_Exercise:_ Give the listing again character for character, but drop the images.

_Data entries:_
•••

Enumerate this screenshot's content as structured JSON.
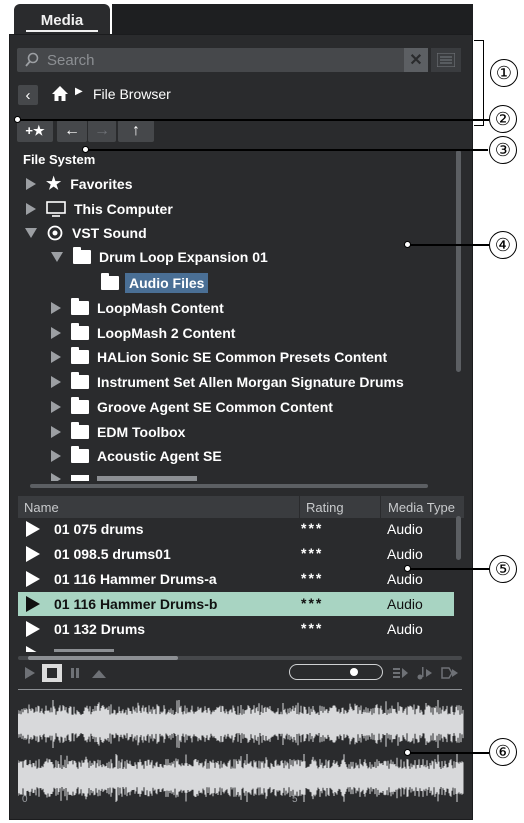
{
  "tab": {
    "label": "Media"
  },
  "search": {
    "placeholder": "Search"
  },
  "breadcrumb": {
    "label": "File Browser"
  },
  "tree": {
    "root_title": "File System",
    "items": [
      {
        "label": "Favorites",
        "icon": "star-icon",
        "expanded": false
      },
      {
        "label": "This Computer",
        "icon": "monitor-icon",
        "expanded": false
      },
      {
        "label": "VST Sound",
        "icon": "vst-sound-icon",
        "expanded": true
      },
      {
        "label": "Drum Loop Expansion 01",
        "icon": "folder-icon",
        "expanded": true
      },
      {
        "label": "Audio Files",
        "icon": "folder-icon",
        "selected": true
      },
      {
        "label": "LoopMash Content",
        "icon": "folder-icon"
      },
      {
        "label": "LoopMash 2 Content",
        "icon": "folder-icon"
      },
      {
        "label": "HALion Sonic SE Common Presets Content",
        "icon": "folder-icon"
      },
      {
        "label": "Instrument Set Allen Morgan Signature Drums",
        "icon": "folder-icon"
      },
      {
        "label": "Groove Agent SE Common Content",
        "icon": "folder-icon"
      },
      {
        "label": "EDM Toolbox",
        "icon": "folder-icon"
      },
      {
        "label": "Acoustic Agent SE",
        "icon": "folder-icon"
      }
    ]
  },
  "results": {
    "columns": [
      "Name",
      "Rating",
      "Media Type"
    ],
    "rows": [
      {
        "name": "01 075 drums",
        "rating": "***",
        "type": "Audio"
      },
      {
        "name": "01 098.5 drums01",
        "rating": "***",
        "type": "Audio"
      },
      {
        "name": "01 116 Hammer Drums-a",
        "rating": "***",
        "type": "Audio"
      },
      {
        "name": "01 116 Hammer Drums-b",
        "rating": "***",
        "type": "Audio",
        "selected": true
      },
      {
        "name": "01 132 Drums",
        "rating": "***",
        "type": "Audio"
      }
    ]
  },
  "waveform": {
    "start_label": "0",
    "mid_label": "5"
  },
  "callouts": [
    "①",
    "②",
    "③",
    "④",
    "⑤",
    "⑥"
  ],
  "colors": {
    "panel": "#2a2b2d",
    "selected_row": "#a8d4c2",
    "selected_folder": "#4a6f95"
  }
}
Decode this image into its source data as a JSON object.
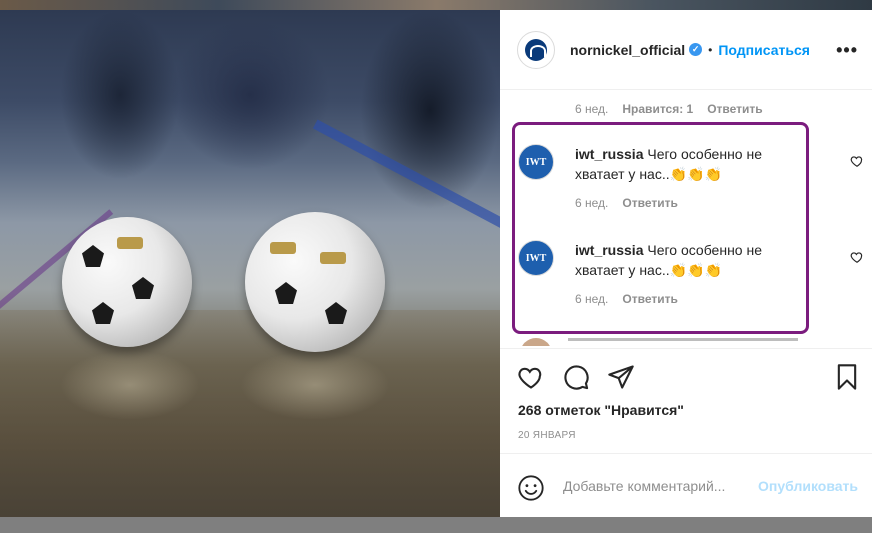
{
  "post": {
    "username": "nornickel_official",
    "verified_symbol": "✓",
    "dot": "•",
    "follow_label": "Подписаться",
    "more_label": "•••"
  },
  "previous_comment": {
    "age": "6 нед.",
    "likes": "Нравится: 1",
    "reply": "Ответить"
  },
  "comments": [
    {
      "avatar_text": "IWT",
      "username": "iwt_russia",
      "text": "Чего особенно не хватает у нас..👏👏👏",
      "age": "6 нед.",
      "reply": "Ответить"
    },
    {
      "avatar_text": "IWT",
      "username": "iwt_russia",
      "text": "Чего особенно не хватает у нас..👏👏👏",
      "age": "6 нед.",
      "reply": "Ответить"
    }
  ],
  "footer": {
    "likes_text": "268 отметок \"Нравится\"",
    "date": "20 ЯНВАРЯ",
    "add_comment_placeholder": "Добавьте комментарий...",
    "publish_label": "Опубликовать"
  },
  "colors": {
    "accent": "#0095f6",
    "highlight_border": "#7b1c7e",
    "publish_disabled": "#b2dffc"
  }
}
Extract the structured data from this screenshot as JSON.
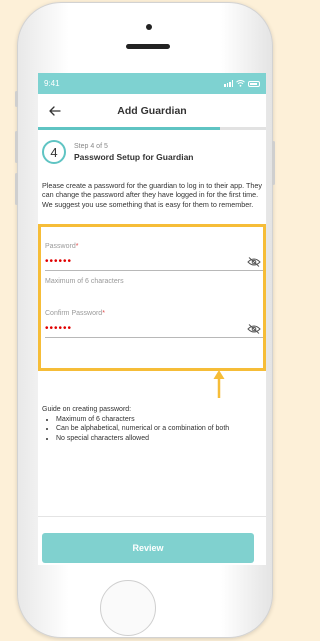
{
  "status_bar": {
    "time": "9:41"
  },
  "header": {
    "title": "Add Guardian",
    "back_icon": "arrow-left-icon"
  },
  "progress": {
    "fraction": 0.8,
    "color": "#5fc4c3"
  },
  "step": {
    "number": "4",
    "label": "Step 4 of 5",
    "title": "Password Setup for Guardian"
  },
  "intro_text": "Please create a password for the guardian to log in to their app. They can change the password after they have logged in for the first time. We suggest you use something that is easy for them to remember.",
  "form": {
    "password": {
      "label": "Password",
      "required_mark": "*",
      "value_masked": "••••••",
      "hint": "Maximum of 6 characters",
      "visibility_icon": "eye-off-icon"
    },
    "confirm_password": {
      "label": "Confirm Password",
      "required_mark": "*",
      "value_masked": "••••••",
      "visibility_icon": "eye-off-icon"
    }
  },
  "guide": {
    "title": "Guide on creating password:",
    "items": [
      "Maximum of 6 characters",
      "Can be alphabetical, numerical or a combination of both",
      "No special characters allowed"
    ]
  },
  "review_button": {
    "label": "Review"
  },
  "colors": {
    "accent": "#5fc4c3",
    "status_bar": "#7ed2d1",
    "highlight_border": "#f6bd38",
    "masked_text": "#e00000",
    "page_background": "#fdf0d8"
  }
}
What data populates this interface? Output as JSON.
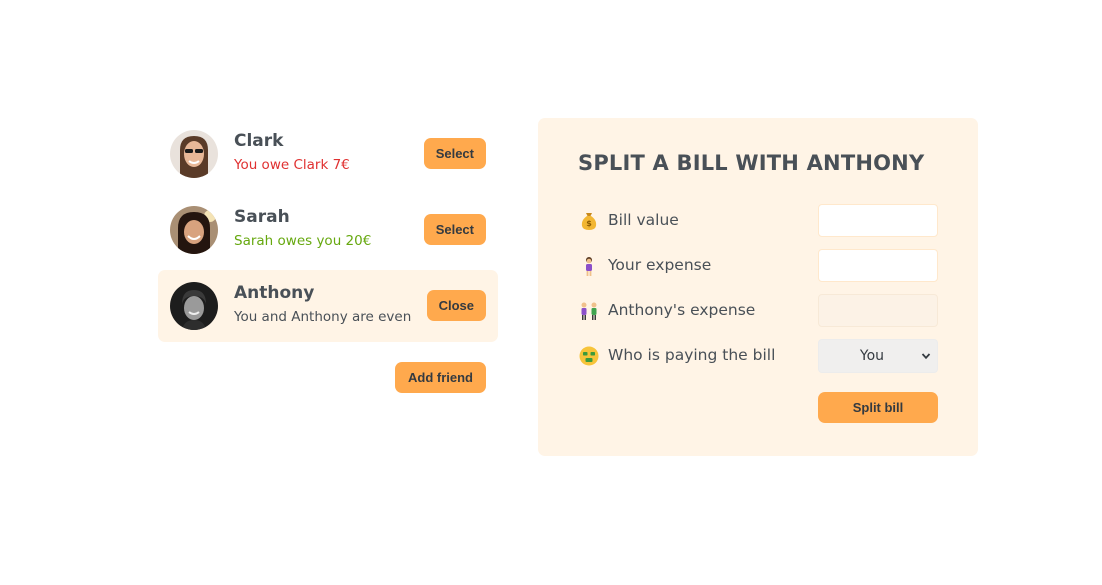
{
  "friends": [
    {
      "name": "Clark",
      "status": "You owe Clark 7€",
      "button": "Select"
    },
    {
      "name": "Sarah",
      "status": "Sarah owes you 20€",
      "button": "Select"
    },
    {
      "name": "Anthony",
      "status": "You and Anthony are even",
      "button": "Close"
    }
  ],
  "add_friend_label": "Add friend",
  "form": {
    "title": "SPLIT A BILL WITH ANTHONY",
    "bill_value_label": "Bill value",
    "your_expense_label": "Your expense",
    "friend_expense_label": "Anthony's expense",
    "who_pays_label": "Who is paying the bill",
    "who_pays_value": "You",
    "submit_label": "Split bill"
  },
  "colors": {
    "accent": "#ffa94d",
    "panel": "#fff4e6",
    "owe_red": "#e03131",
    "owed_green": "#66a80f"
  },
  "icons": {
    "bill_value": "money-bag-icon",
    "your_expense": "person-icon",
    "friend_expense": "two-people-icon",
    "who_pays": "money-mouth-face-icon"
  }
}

•••

_Completed exercise:_
Enumerate this screenshot's content as structured JSON.
{
  "tab": {
    "label": "Media"
  },
  "search": {
    "placeholder": "Search"
  },
  "breadcrumb": {
    "label": "File Browser"
  },
  "tree": {
    "root_title": "File System",
    "items": [
      {
        "label": "Favorites",
        "icon": "star-icon",
        "expanded": false
      },
      {
        "label": "This Computer",
        "icon": "monitor-icon",
        "expanded": false
      },
      {
        "label": "VST Sound",
        "icon": "vst-sound-icon",
        "expanded": true
      },
      {
        "label": "Drum Loop Expansion 01",
        "icon": "folder-icon",
        "expanded": true
      },
      {
        "label": "Audio Files",
        "icon": "folder-icon",
        "selected": true
      },
      {
        "label": "LoopMash Content",
        "icon": "folder-icon"
      },
      {
        "label": "LoopMash 2 Content",
        "icon": "folder-icon"
      },
      {
        "label": "HALion Sonic SE Common Presets Content",
        "icon": "folder-icon"
      },
      {
        "label": "Instrument Set Allen Morgan Signature Drums",
        "icon": "folder-icon"
      },
      {
        "label": "Groove Agent SE Common Content",
        "icon": "folder-icon"
      },
      {
        "label": "EDM Toolbox",
        "icon": "folder-icon"
      },
      {
        "label": "Acoustic Agent SE",
        "icon": "folder-icon"
      }
    ]
  },
  "results": {
    "columns": [
      "Name",
      "Rating",
      "Media Type"
    ],
    "rows": [
      {
        "name": "01 075 drums",
        "rating": "***",
        "type": "Audio"
      },
      {
        "name": "01 098.5 drums01",
        "rating": "***",
        "type": "Audio"
      },
      {
        "name": "01 116 Hammer Drums-a",
        "rating": "***",
        "type": "Audio"
      },
      {
        "name": "01 116 Hammer Drums-b",
        "rating": "***",
        "type": "Audio",
        "selected": true
      },
      {
        "name": "01 132 Drums",
        "rating": "***",
        "type": "Audio"
      }
    ]
  },
  "waveform": {
    "start_label": "0",
    "mid_label": "5"
  },
  "callouts": [
    "①",
    "②",
    "③",
    "④",
    "⑤",
    "⑥"
  ],
  "colors": {
    "panel": "#2a2b2d",
    "selected_row": "#a8d4c2",
    "selected_folder": "#4a6f95"
  }
}
Decode this image into its source data as a JSON object.
{
  "post": {
    "username": "nornickel_official",
    "verified_symbol": "✓",
    "dot": "•",
    "follow_label": "Подписаться",
    "more_label": "•••"
  },
  "previous_comment": {
    "age": "6 нед.",
    "likes": "Нравится: 1",
    "reply": "Ответить"
  },
  "comments": [
    {
      "avatar_text": "IWT",
      "username": "iwt_russia",
      "text": "Чего особенно не хватает у нас..👏👏👏",
      "age": "6 нед.",
      "reply": "Ответить"
    },
    {
      "avatar_text": "IWT",
      "username": "iwt_russia",
      "text": "Чего особенно не хватает у нас..👏👏👏",
      "age": "6 нед.",
      "reply": "Ответить"
    }
  ],
  "footer": {
    "likes_text": "268 отметок \"Нравится\"",
    "date": "20 ЯНВАРЯ",
    "add_comment_placeholder": "Добавьте комментарий...",
    "publish_label": "Опубликовать"
  },
  "colors": {
    "accent": "#0095f6",
    "highlight_border": "#7b1c7e",
    "publish_disabled": "#b2dffc"
  }
}
Extract the structured data from this screenshot as JSON.
{
  "status_bar": {
    "time": "9:41"
  },
  "header": {
    "title": "Add Guardian",
    "back_icon": "arrow-left-icon"
  },
  "progress": {
    "fraction": 0.8,
    "color": "#5fc4c3"
  },
  "step": {
    "number": "4",
    "label": "Step 4 of 5",
    "title": "Password Setup for Guardian"
  },
  "intro_text": "Please create a password for the guardian to log in to their app. They can change the password after they have logged in for the first time. We suggest you use something that is easy for them to remember.",
  "form": {
    "password": {
      "label": "Password",
      "required_mark": "*",
      "value_masked": "••••••",
      "hint": "Maximum of 6 characters",
      "visibility_icon": "eye-off-icon"
    },
    "confirm_password": {
      "label": "Confirm Password",
      "required_mark": "*",
      "value_masked": "••••••",
      "visibility_icon": "eye-off-icon"
    }
  },
  "guide": {
    "title": "Guide on creating password:",
    "items": [
      "Maximum of 6 characters",
      "Can be alphabetical, numerical or a combination of both",
      "No special characters allowed"
    ]
  },
  "review_button": {
    "label": "Review"
  },
  "colors": {
    "accent": "#5fc4c3",
    "status_bar": "#7ed2d1",
    "highlight_border": "#f6bd38",
    "masked_text": "#e00000",
    "page_background": "#fdf0d8"
  }
}
What data populates this interface? Output as JSON.
{
  "friends": [
    {
      "name": "Clark",
      "status": "You owe Clark 7€",
      "button": "Select"
    },
    {
      "name": "Sarah",
      "status": "Sarah owes you 20€",
      "button": "Select"
    },
    {
      "name": "Anthony",
      "status": "You and Anthony are even",
      "button": "Close"
    }
  ],
  "add_friend_label": "Add friend",
  "form": {
    "title": "SPLIT A BILL WITH ANTHONY",
    "bill_value_label": "Bill value",
    "your_expense_label": "Your expense",
    "friend_expense_label": "Anthony's expense",
    "who_pays_label": "Who is paying the bill",
    "who_pays_value": "You",
    "submit_label": "Split bill"
  },
  "colors": {
    "accent": "#ffa94d",
    "panel": "#fff4e6",
    "owe_red": "#e03131",
    "owed_green": "#66a80f"
  },
  "icons": {
    "bill_value": "money-bag-icon",
    "your_expense": "person-icon",
    "friend_expense": "two-people-icon",
    "who_pays": "money-mouth-face-icon"
  }
}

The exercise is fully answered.